Written request =
Gather up every line that includes the string "values".

==*==

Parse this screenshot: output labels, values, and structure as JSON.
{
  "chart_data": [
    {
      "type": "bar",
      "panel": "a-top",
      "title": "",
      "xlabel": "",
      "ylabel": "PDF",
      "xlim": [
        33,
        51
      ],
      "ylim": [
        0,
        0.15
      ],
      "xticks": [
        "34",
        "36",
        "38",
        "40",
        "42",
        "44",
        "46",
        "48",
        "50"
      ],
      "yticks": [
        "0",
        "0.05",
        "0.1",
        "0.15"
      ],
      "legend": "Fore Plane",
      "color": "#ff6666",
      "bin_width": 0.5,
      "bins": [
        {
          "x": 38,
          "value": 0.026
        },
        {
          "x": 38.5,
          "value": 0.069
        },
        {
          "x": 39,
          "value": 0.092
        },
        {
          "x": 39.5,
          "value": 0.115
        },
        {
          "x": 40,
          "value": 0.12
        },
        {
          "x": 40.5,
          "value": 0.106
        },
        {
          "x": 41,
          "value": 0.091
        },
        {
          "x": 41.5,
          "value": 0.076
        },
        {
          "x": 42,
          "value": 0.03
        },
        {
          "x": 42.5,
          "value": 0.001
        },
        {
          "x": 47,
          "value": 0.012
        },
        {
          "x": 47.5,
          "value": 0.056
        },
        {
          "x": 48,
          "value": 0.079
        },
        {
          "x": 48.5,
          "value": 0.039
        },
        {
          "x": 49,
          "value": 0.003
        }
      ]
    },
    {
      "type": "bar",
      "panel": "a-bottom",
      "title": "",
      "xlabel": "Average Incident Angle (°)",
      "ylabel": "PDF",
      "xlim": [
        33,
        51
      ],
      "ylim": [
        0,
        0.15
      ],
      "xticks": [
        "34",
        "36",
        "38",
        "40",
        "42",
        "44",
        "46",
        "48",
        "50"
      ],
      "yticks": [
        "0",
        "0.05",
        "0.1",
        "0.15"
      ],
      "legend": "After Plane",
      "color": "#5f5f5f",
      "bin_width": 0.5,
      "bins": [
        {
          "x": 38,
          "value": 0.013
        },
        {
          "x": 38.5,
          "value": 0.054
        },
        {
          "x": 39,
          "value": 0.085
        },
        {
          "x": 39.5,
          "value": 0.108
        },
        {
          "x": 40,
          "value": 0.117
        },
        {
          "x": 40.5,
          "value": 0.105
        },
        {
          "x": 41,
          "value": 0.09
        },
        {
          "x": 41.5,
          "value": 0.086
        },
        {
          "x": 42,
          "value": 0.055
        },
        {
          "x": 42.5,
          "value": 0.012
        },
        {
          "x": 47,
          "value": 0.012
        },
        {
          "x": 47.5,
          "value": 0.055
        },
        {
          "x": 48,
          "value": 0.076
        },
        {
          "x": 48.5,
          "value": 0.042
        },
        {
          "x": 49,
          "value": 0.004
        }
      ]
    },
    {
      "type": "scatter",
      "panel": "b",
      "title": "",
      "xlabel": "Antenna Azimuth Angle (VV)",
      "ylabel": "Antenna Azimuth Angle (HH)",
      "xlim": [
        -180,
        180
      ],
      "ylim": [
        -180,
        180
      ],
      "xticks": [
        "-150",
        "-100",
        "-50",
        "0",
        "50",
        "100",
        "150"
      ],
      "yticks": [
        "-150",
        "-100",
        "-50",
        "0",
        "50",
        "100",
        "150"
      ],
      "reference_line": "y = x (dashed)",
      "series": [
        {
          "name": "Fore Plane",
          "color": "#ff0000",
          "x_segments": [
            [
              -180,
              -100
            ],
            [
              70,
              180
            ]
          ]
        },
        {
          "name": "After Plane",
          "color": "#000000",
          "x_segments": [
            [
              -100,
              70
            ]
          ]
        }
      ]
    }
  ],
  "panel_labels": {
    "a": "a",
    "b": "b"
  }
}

==*==

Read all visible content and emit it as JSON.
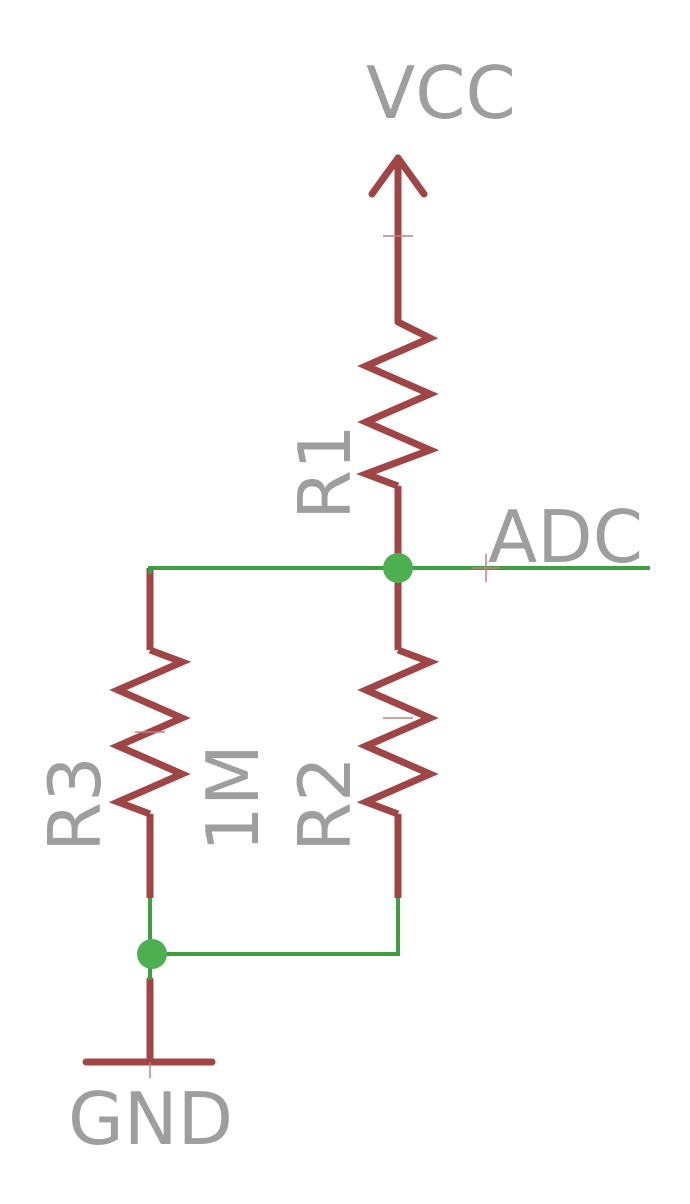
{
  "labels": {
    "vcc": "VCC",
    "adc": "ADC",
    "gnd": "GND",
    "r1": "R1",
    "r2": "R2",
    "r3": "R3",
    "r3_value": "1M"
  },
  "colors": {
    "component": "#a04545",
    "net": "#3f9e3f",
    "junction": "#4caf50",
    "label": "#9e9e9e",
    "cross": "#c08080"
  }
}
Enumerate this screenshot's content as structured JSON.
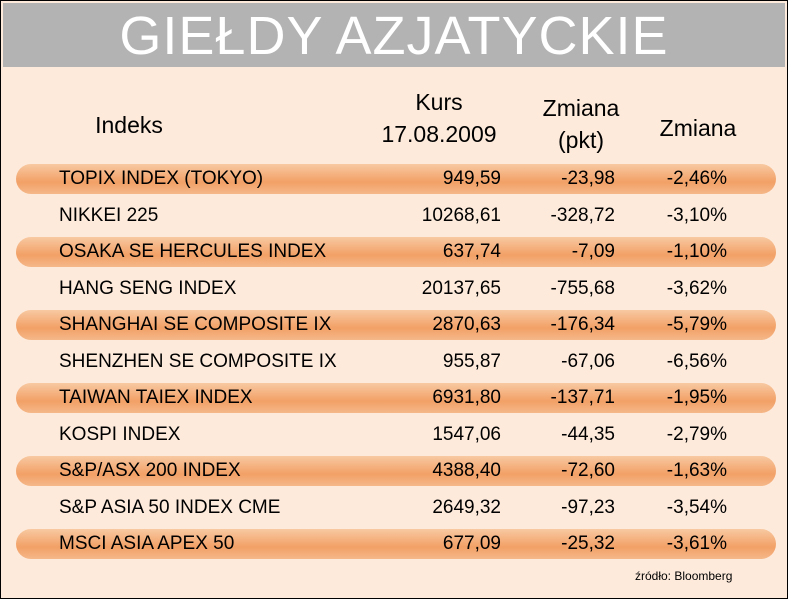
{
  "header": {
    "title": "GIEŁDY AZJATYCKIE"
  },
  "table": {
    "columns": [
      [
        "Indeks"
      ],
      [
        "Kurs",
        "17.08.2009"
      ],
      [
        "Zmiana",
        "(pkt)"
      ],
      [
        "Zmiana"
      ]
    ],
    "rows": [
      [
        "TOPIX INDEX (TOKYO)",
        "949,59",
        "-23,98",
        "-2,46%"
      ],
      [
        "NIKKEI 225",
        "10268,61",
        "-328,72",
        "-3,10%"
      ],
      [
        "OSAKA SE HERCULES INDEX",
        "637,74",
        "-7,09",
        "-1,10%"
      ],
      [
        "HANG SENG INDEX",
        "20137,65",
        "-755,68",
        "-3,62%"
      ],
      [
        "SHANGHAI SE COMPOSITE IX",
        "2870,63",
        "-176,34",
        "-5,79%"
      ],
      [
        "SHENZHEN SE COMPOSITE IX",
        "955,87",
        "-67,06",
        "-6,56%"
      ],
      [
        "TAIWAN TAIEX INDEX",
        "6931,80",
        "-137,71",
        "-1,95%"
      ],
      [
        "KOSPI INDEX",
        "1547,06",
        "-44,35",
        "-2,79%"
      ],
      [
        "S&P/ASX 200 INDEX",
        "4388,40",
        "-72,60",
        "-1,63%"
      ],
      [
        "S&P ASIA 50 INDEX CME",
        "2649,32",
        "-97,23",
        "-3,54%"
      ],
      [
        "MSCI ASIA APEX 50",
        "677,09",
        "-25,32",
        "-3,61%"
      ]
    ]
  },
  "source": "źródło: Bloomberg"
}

==*==

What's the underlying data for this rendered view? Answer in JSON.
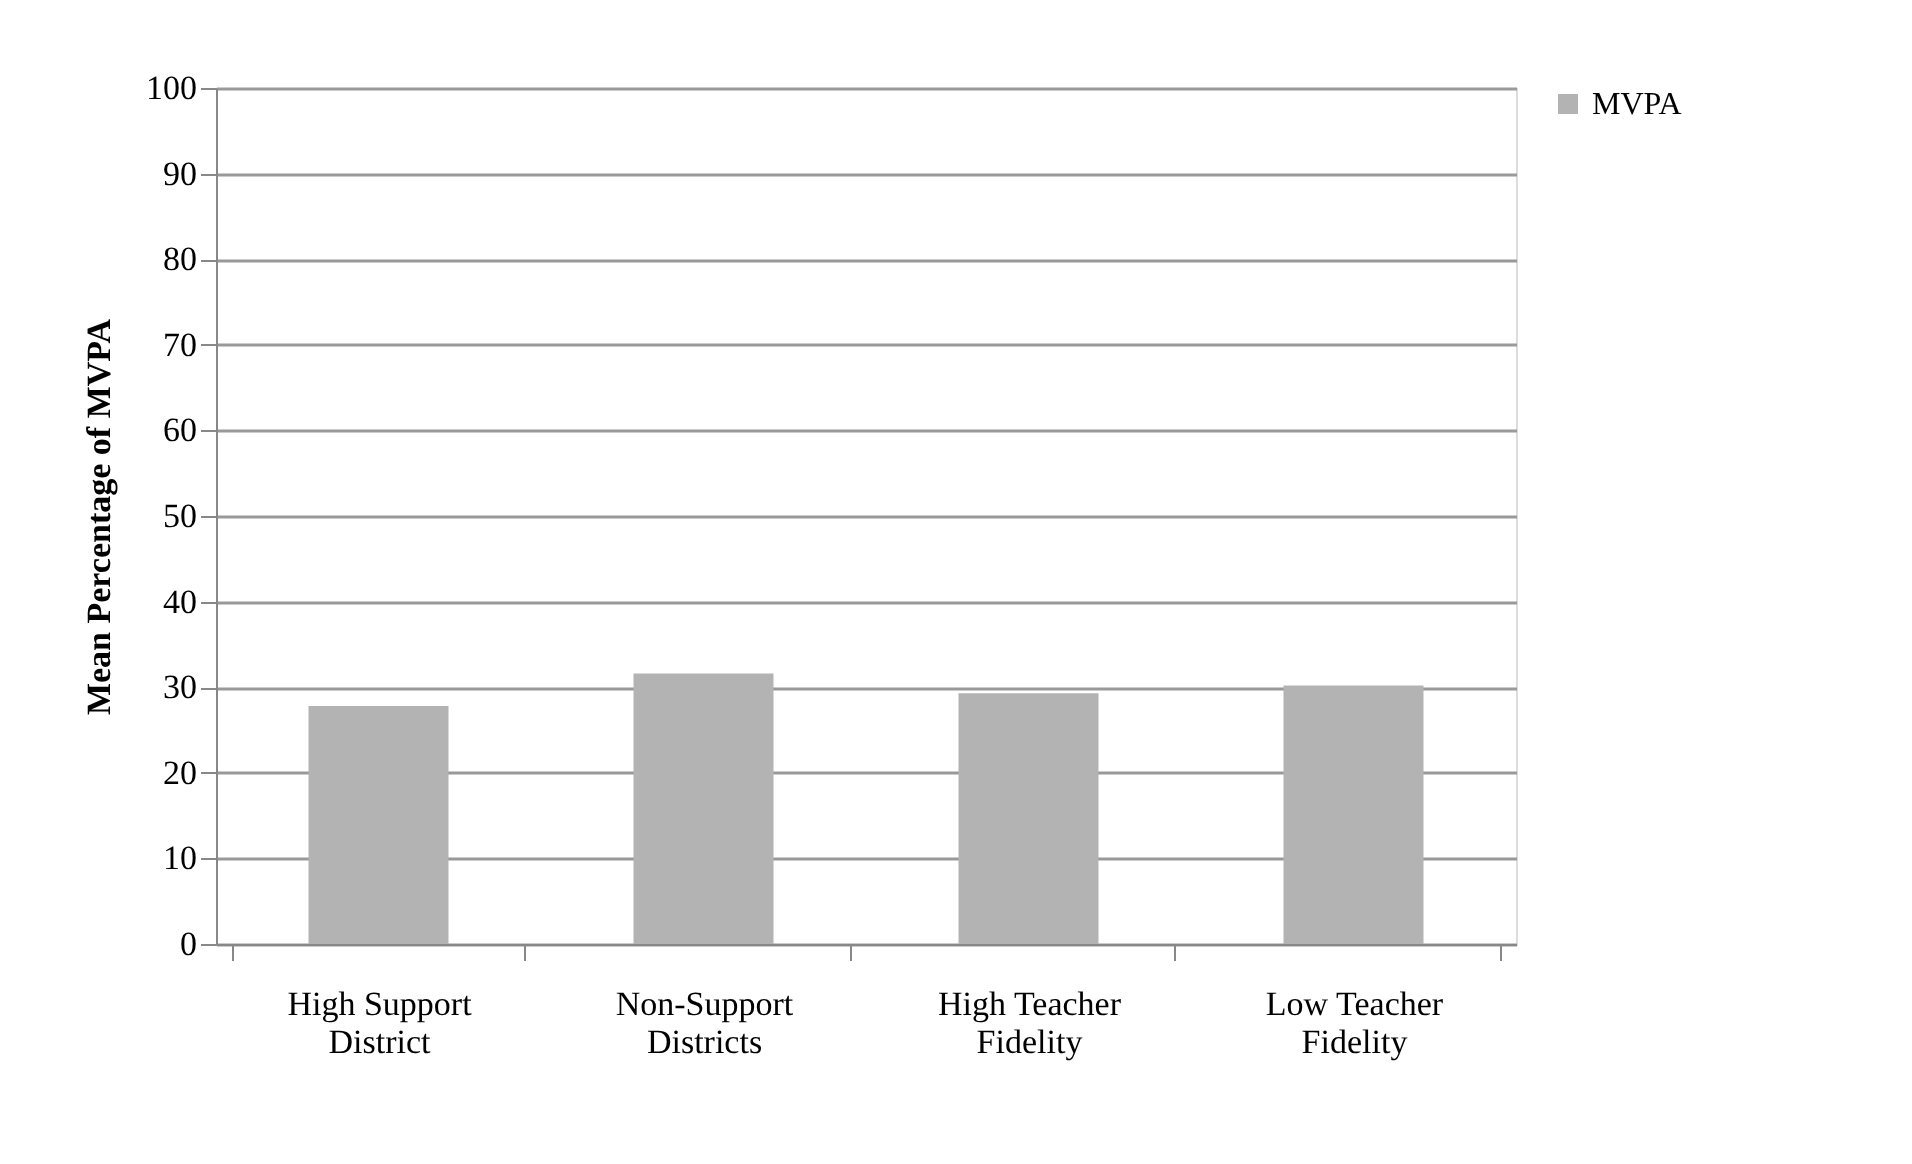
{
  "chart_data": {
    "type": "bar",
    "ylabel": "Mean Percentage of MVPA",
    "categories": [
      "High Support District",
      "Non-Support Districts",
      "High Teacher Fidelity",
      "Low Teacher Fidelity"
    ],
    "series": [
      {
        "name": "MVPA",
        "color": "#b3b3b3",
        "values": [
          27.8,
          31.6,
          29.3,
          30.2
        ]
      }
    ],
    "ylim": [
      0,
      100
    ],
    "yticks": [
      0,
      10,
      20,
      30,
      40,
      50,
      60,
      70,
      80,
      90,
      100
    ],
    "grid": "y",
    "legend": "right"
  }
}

==*==

Answer to this problem =
Parse this screenshot: output labels, values, and structure as JSON.
        "values": [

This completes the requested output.